(Data listing)
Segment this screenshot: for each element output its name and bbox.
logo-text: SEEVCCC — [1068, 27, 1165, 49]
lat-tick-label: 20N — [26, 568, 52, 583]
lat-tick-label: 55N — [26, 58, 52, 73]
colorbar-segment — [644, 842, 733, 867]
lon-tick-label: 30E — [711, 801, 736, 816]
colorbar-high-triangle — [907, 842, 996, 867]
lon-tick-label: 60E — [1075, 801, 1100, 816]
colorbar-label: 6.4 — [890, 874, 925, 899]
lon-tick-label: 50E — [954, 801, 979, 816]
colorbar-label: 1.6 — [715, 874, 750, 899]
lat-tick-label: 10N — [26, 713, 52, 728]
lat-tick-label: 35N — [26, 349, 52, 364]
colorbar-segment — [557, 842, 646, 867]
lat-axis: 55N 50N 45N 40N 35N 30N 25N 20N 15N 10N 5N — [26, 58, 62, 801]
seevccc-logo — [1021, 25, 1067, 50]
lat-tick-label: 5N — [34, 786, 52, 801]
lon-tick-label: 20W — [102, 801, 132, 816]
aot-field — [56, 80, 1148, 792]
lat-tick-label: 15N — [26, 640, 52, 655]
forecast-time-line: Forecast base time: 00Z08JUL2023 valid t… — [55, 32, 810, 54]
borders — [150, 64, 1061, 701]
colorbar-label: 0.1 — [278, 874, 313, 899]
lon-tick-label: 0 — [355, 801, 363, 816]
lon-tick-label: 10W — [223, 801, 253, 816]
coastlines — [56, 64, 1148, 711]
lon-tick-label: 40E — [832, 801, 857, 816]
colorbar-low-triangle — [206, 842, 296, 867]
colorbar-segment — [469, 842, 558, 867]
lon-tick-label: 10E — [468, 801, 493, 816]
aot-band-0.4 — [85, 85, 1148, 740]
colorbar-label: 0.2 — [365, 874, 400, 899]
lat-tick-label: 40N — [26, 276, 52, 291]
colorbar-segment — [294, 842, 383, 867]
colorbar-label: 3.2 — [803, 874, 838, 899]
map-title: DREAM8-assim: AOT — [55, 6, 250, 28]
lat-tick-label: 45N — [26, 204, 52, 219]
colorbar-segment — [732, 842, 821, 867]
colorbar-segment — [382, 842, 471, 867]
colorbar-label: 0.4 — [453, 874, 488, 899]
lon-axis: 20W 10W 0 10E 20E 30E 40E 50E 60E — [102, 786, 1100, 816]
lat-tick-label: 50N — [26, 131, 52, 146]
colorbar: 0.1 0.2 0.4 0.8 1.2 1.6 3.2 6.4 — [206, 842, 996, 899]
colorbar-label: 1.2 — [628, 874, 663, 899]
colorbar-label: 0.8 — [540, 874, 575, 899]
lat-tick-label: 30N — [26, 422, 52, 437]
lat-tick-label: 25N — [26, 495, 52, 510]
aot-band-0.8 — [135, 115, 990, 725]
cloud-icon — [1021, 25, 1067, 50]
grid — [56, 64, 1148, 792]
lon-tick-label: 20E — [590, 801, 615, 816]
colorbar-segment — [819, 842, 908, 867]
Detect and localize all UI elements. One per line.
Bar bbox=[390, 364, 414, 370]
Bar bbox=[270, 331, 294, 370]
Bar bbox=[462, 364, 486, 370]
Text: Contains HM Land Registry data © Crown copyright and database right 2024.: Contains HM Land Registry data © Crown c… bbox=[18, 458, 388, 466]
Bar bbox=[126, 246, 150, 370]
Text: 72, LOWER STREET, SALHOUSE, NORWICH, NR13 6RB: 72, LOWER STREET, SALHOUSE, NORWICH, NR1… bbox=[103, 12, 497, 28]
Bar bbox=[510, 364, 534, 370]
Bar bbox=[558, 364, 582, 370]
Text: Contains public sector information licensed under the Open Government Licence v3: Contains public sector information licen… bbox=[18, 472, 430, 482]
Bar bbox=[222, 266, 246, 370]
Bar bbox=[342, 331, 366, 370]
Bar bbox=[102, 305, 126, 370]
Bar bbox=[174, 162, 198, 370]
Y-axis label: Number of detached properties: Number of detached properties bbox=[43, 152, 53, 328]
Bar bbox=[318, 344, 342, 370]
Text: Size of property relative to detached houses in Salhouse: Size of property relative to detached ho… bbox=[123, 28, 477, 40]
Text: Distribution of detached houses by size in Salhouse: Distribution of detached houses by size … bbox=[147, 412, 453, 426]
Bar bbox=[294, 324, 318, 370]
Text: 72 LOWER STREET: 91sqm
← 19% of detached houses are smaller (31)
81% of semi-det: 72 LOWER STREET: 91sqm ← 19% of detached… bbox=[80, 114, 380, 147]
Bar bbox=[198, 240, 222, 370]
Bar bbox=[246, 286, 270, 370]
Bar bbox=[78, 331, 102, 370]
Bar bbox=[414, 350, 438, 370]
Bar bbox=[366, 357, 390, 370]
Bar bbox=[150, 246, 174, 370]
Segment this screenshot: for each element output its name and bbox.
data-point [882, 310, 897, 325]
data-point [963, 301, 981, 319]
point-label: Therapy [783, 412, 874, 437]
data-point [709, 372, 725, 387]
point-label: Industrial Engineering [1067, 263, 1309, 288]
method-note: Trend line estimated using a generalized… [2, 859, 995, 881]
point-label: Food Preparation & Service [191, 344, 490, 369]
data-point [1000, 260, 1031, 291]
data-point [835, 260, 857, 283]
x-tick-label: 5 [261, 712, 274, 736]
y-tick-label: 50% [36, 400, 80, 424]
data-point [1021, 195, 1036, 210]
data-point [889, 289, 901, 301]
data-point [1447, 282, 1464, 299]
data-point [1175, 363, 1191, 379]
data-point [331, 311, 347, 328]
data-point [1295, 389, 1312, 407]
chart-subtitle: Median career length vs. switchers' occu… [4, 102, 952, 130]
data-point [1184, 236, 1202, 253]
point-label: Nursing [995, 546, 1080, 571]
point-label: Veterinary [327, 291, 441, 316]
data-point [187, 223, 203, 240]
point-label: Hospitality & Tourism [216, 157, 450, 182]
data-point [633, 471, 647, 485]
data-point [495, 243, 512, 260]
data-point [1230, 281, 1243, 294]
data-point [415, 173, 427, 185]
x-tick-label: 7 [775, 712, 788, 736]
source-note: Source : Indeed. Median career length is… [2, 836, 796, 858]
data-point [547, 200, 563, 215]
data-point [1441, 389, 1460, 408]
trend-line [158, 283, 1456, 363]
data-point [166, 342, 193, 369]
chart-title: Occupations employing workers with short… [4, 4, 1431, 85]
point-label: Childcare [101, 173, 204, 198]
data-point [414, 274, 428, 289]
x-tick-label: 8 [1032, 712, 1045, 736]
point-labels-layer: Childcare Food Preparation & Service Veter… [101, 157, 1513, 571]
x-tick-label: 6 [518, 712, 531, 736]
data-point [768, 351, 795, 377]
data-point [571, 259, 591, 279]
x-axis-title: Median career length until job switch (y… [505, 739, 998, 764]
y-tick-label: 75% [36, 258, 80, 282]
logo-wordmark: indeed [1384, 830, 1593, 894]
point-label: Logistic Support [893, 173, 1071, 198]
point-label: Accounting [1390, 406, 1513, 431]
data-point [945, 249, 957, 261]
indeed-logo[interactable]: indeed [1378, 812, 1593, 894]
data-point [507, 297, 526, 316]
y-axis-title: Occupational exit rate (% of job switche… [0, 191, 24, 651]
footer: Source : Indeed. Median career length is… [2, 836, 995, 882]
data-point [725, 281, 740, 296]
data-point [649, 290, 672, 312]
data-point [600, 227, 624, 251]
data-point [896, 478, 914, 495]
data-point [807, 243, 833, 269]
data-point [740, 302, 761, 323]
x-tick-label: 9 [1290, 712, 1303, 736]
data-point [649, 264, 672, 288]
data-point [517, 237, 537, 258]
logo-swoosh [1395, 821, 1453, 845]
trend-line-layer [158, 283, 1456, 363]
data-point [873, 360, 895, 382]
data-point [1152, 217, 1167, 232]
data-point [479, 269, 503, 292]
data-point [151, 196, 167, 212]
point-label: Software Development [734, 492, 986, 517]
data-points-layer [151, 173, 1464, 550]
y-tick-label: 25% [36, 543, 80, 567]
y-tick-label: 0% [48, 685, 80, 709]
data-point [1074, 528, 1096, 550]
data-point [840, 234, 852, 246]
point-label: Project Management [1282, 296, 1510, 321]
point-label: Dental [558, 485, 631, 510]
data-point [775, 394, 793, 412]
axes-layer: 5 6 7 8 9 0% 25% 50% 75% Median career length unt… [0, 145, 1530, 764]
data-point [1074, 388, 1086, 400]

Task: Reproduce the lines of the data listing word for word, starting with its first line and ending after the line that contains "lat-tick-label: 15N — [26, 640, 52, 655]".

Response to this task:
Segment this screenshot: for each element output its name and bbox.
logo-text: SEEVCCC — [1068, 27, 1165, 49]
lat-tick-label: 20N — [26, 568, 52, 583]
lat-tick-label: 55N — [26, 58, 52, 73]
colorbar-segment — [644, 842, 733, 867]
lon-tick-label: 30E — [711, 801, 736, 816]
colorbar-high-triangle — [907, 842, 996, 867]
lon-tick-label: 60E — [1075, 801, 1100, 816]
colorbar-label: 6.4 — [890, 874, 925, 899]
lon-tick-label: 50E — [954, 801, 979, 816]
colorbar-label: 1.6 — [715, 874, 750, 899]
lat-tick-label: 10N — [26, 713, 52, 728]
lat-tick-label: 35N — [26, 349, 52, 364]
colorbar-segment — [557, 842, 646, 867]
lat-axis: 55N 50N 45N 40N 35N 30N 25N 20N 15N 10N 5N — [26, 58, 62, 801]
seevccc-logo — [1021, 25, 1067, 50]
lat-tick-label: 5N — [34, 786, 52, 801]
lon-tick-label: 20W — [102, 801, 132, 816]
aot-field — [56, 80, 1148, 792]
lat-tick-label: 15N — [26, 640, 52, 655]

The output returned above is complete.